**What is needed**
From the entries below, please gather each line containing the string "Owned".

---+---

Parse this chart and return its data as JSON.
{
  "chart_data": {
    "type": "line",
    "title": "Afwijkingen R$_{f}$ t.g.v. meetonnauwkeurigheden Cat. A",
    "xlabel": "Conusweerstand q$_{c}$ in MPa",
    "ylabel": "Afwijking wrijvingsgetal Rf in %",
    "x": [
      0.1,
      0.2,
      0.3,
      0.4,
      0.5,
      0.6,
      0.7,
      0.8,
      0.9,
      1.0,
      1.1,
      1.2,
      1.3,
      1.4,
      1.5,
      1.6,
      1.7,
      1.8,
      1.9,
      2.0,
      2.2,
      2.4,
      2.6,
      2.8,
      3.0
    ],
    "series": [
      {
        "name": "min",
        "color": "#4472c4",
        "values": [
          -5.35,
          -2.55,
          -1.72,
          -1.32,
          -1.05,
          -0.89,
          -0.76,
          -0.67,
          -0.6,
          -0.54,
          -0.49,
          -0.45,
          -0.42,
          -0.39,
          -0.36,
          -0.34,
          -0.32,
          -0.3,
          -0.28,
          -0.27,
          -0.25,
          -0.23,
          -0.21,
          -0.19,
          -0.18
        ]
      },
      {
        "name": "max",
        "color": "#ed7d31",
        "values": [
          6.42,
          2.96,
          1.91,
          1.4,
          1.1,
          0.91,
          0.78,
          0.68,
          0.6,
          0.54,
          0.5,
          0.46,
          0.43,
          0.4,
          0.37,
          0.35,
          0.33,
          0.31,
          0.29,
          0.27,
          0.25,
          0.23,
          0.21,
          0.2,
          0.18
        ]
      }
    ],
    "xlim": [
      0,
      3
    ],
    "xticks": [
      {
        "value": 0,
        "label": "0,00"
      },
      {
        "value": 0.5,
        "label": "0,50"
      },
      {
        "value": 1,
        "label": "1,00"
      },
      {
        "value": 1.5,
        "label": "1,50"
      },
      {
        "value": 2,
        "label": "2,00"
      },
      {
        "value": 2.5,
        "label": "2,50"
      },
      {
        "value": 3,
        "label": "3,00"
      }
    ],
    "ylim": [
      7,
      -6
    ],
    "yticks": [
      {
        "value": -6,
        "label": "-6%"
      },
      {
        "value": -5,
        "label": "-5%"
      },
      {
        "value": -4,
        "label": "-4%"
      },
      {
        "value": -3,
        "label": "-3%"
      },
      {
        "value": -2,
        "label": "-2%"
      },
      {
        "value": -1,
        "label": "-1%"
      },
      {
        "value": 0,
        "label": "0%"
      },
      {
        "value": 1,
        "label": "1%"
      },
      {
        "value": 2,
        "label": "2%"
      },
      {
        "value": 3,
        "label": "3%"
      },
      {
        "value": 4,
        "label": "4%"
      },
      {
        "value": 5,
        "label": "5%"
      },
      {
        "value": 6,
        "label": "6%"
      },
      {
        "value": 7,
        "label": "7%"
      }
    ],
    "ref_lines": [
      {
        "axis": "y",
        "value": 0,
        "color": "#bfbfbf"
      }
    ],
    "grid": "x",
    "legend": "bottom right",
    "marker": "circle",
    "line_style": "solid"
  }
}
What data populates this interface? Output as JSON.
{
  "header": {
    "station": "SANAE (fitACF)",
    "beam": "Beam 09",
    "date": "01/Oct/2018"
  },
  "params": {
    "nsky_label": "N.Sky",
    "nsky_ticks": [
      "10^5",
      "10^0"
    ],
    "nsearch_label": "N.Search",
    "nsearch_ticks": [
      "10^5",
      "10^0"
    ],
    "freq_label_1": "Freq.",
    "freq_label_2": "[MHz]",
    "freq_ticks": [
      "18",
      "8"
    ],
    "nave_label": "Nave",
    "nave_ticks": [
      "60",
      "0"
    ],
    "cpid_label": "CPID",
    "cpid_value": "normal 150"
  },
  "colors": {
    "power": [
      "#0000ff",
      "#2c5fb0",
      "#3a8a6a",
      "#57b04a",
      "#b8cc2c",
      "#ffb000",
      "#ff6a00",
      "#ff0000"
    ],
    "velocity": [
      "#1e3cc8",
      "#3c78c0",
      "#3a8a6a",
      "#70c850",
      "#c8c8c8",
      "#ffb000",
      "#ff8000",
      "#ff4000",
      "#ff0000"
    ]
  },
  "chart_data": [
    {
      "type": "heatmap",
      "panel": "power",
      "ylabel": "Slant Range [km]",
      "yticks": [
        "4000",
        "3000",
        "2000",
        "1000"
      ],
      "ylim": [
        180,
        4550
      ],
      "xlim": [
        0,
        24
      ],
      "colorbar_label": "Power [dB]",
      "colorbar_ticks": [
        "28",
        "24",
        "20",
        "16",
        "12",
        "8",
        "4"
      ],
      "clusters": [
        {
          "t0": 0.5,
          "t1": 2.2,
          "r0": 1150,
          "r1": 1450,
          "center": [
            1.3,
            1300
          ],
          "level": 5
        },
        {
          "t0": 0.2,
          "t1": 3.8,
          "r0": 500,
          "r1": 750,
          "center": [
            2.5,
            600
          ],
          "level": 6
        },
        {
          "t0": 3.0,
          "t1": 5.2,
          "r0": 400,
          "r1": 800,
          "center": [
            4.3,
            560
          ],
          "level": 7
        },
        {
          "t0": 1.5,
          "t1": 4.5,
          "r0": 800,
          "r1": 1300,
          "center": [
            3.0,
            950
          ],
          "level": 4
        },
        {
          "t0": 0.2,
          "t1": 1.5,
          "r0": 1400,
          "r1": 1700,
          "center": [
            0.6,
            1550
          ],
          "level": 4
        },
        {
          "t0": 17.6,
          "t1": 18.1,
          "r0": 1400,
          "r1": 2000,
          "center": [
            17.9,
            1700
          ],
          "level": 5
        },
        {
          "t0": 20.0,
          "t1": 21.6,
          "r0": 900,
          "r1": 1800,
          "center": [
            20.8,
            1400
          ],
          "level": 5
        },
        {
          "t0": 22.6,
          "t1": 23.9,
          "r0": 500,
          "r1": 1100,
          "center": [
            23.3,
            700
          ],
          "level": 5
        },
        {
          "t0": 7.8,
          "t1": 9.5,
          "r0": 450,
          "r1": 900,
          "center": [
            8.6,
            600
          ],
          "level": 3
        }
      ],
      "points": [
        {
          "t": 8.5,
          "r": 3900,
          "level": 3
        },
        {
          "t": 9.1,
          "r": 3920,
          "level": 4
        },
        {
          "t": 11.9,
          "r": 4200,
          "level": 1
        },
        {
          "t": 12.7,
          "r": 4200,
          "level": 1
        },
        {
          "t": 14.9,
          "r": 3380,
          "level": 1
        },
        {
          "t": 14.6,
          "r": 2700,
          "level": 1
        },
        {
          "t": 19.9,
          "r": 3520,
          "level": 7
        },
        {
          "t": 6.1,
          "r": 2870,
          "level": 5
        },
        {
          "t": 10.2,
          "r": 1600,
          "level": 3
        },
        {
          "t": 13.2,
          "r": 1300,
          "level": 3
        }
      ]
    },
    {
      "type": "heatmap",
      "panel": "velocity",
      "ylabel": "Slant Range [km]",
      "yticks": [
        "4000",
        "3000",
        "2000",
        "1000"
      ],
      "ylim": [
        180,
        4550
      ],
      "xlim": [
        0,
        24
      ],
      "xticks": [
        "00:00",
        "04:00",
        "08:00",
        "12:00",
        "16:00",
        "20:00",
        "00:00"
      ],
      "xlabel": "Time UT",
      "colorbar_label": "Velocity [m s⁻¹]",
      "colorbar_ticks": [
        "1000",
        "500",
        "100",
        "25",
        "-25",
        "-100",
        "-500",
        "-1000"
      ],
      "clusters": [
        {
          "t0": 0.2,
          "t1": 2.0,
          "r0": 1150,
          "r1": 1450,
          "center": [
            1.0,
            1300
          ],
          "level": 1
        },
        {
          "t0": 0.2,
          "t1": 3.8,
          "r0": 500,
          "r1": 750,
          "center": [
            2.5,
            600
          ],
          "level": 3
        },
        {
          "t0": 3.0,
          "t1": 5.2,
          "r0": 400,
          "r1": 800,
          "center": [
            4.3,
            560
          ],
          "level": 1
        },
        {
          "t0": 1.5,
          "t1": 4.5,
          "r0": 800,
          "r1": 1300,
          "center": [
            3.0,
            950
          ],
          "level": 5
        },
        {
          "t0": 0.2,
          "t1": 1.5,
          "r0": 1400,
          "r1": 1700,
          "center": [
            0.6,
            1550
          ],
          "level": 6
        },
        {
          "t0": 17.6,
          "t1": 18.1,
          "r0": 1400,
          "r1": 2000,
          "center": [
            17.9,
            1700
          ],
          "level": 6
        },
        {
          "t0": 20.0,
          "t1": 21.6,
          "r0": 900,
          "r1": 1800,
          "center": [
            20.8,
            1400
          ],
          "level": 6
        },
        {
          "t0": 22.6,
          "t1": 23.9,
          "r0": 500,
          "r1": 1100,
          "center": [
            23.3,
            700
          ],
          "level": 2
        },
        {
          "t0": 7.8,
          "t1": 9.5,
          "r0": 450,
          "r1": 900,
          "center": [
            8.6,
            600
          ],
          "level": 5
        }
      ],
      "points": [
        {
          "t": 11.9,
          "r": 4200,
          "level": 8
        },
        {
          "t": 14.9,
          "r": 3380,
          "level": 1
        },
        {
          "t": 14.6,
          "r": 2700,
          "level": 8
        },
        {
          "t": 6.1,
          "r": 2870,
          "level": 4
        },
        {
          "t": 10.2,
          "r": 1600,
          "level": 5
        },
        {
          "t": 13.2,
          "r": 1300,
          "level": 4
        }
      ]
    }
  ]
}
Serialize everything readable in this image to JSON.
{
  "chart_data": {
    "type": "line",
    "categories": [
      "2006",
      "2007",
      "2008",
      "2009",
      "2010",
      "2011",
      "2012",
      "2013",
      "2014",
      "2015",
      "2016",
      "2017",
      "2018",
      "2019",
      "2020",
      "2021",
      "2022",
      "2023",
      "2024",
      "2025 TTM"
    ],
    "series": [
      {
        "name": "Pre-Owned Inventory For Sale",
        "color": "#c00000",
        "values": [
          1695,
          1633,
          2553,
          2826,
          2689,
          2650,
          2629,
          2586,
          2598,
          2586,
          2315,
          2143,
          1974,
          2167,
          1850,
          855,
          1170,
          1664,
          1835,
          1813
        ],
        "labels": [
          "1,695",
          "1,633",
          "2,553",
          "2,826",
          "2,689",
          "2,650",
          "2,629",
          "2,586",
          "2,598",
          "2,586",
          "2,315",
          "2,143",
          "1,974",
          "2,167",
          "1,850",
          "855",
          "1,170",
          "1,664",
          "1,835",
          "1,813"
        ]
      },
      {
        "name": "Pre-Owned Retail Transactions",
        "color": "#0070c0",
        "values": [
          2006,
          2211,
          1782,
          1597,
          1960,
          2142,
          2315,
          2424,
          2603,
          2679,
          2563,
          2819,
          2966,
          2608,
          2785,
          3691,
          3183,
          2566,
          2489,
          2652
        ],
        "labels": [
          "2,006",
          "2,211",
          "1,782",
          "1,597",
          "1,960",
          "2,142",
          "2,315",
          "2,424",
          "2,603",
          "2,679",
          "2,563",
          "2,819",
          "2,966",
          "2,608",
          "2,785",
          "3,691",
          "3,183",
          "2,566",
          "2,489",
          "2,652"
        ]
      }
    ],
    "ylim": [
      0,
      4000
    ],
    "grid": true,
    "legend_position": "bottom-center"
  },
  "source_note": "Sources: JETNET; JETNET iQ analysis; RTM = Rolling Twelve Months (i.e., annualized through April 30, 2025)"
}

---+---

**Correct response**
        "name": "Pre-Owned Inventory For Sale",
        "name": "Pre-Owned Retail Transactions",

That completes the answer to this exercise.